**Instructions to follow:**
Extract every record, exactly as written, and ignore the pictures.

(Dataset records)

* * *

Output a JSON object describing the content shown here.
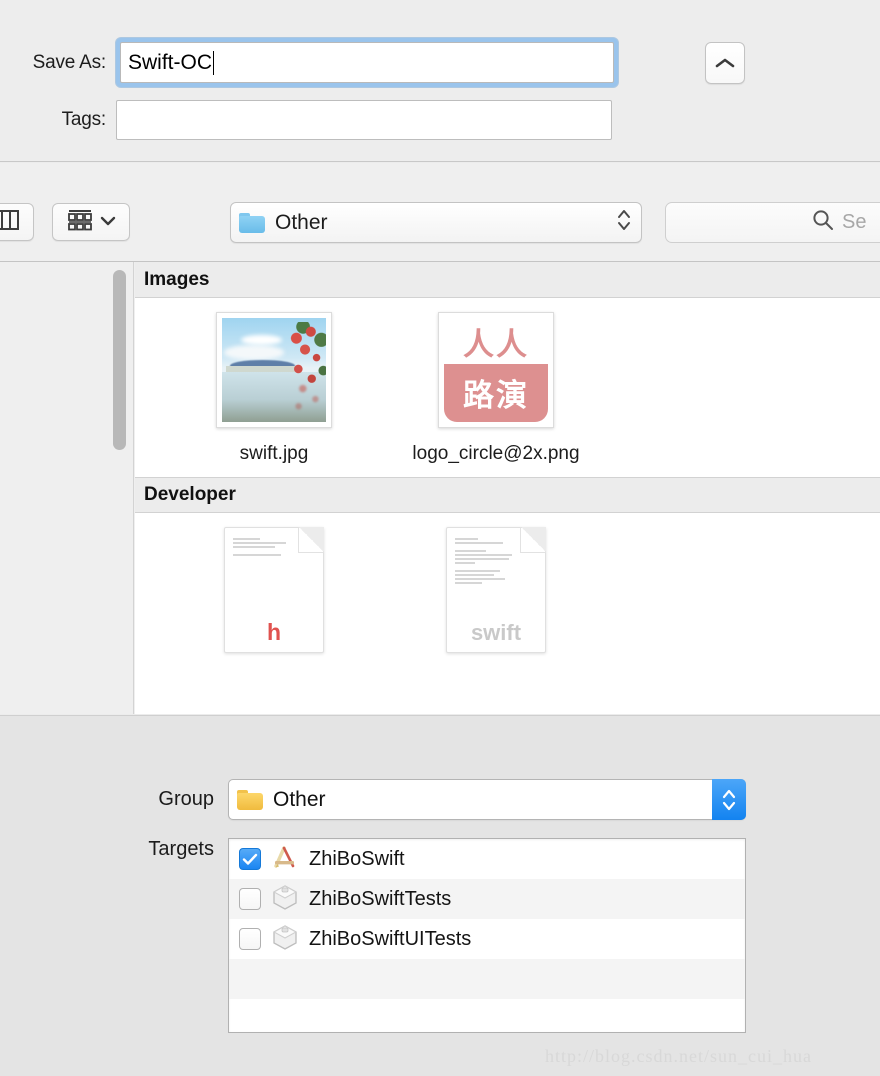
{
  "save_panel": {
    "save_as_label": "Save As:",
    "save_as_value": "Swift-OC",
    "tags_label": "Tags:",
    "tags_value": "",
    "tags_placeholder": "",
    "disclosure_icon": "chevron-up-icon"
  },
  "toolbar": {
    "column_view_icon": "column-view-icon",
    "arrange_icon": "icon-view-grid-icon",
    "arrange_chevron_icon": "chevron-down-icon",
    "location_label": "Other",
    "location_folder_icon": "folder-icon-blue",
    "location_stepper_icon": "stepper-updown-icon",
    "search_placeholder": "Se",
    "search_icon": "search-icon"
  },
  "browser": {
    "scrollbar_icon": "vertical-scrollbar-thumb",
    "sections": [
      {
        "title": "Images",
        "files": [
          {
            "name": "swift.jpg",
            "icon": "image-thumbnail-landscape"
          },
          {
            "name": "logo_circle@2x.png",
            "icon": "image-thumbnail-logo"
          }
        ]
      },
      {
        "title": "Developer",
        "files": [
          {
            "name": "",
            "icon": "source-file-h-icon",
            "badge": "h"
          },
          {
            "name": "",
            "icon": "source-file-swift-icon",
            "badge": "swift"
          }
        ]
      }
    ],
    "logo_thumbnail": {
      "top_text": "人人",
      "bottom_text": "路演",
      "accent": "#dd9090"
    }
  },
  "destination": {
    "group_label": "Group",
    "group_value": "Other",
    "group_folder_icon": "folder-icon-yellow",
    "group_stepper_icon": "stepper-updown-icon",
    "targets_label": "Targets",
    "targets": [
      {
        "name": "ZhiBoSwift",
        "checked": true,
        "icon": "xcode-app-icon"
      },
      {
        "name": "ZhiBoSwiftTests",
        "checked": false,
        "icon": "test-bundle-icon"
      },
      {
        "name": "ZhiBoSwiftUITests",
        "checked": false,
        "icon": "test-bundle-icon"
      }
    ]
  },
  "watermark": {
    "text": "http://blog.csdn.net/sun_cui_hua"
  },
  "colors": {
    "accent_blue": "#1b85f2",
    "focus_ring": "#9ac4ec",
    "logo_salmon": "#dd9090",
    "folder_blue": "#7fc7ee",
    "folder_yellow": "#f0bb3e"
  }
}
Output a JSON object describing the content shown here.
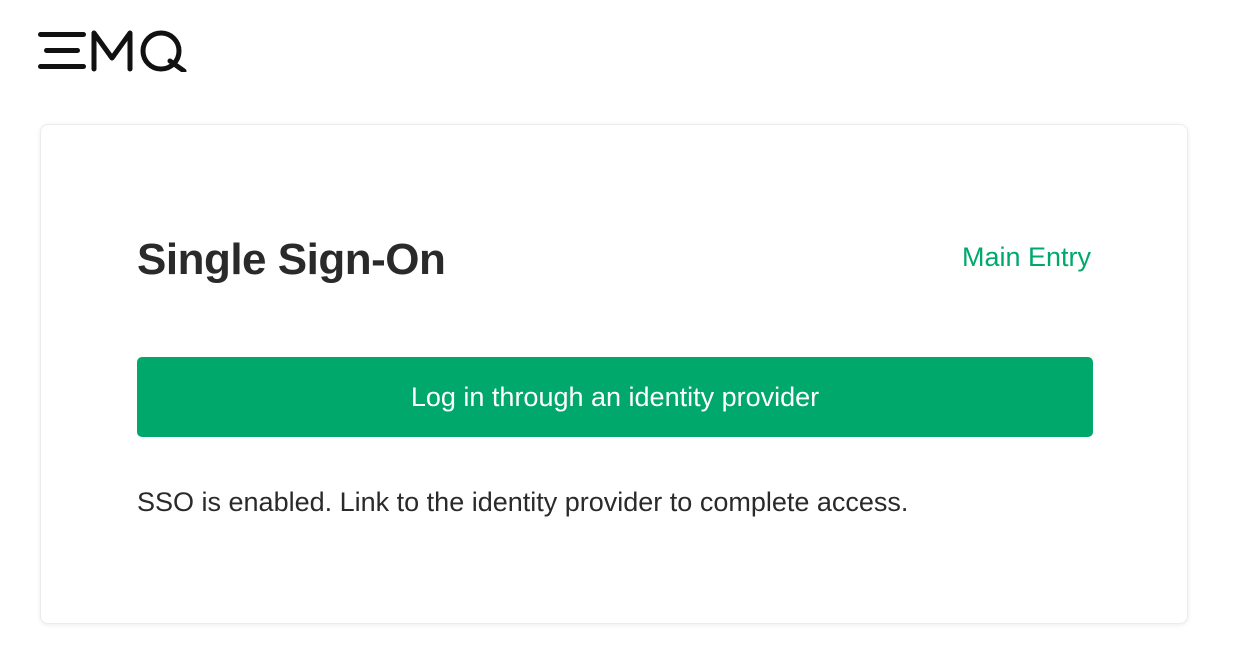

* * *

**Result for this exercise:**
Output a JSON object describing the content shown here.
{
  "save_panel": {
    "save_as_label": "Save As:",
    "save_as_value": "Swift-OC",
    "tags_label": "Tags:",
    "tags_value": "",
    "tags_placeholder": "",
    "disclosure_icon": "chevron-up-icon"
  },
  "toolbar": {
    "column_view_icon": "column-view-icon",
    "arrange_icon": "icon-view-grid-icon",
    "arrange_chevron_icon": "chevron-down-icon",
    "location_label": "Other",
    "location_folder_icon": "folder-icon-blue",
    "location_stepper_icon": "stepper-updown-icon",
    "search_placeholder": "Se",
    "search_icon": "search-icon"
  },
  "browser": {
    "scrollbar_icon": "vertical-scrollbar-thumb",
    "sections": [
      {
        "title": "Images",
        "files": [
          {
            "name": "swift.jpg",
            "icon": "image-thumbnail-landscape"
          },
          {
            "name": "logo_circle@2x.png",
            "icon": "image-thumbnail-logo"
          }
        ]
      },
      {
        "title": "Developer",
        "files": [
          {
            "name": "",
            "icon": "source-file-h-icon",
            "badge": "h"
          },
          {
            "name": "",
            "icon": "source-file-swift-icon",
            "badge": "swift"
          }
        ]
      }
    ],
    "logo_thumbnail": {
      "top_text": "人人",
      "bottom_text": "路演",
      "accent": "#dd9090"
    }
  },
  "destination": {
    "group_label": "Group",
    "group_value": "Other",
    "group_folder_icon": "folder-icon-yellow",
    "group_stepper_icon": "stepper-updown-icon",
    "targets_label": "Targets",
    "targets": [
      {
        "name": "ZhiBoSwift",
        "checked": true,
        "icon": "xcode-app-icon"
      },
      {
        "name": "ZhiBoSwiftTests",
        "checked": false,
        "icon": "test-bundle-icon"
      },
      {
        "name": "ZhiBoSwiftUITests",
        "checked": false,
        "icon": "test-bundle-icon"
      }
    ]
  },
  "watermark": {
    "text": "http://blog.csdn.net/sun_cui_hua"
  },
  "colors": {
    "accent_blue": "#1b85f2",
    "focus_ring": "#9ac4ec",
    "logo_salmon": "#dd9090",
    "folder_blue": "#7fc7ee",
    "folder_yellow": "#f0bb3e"
  }
}
Output a JSON object describing the content shown here.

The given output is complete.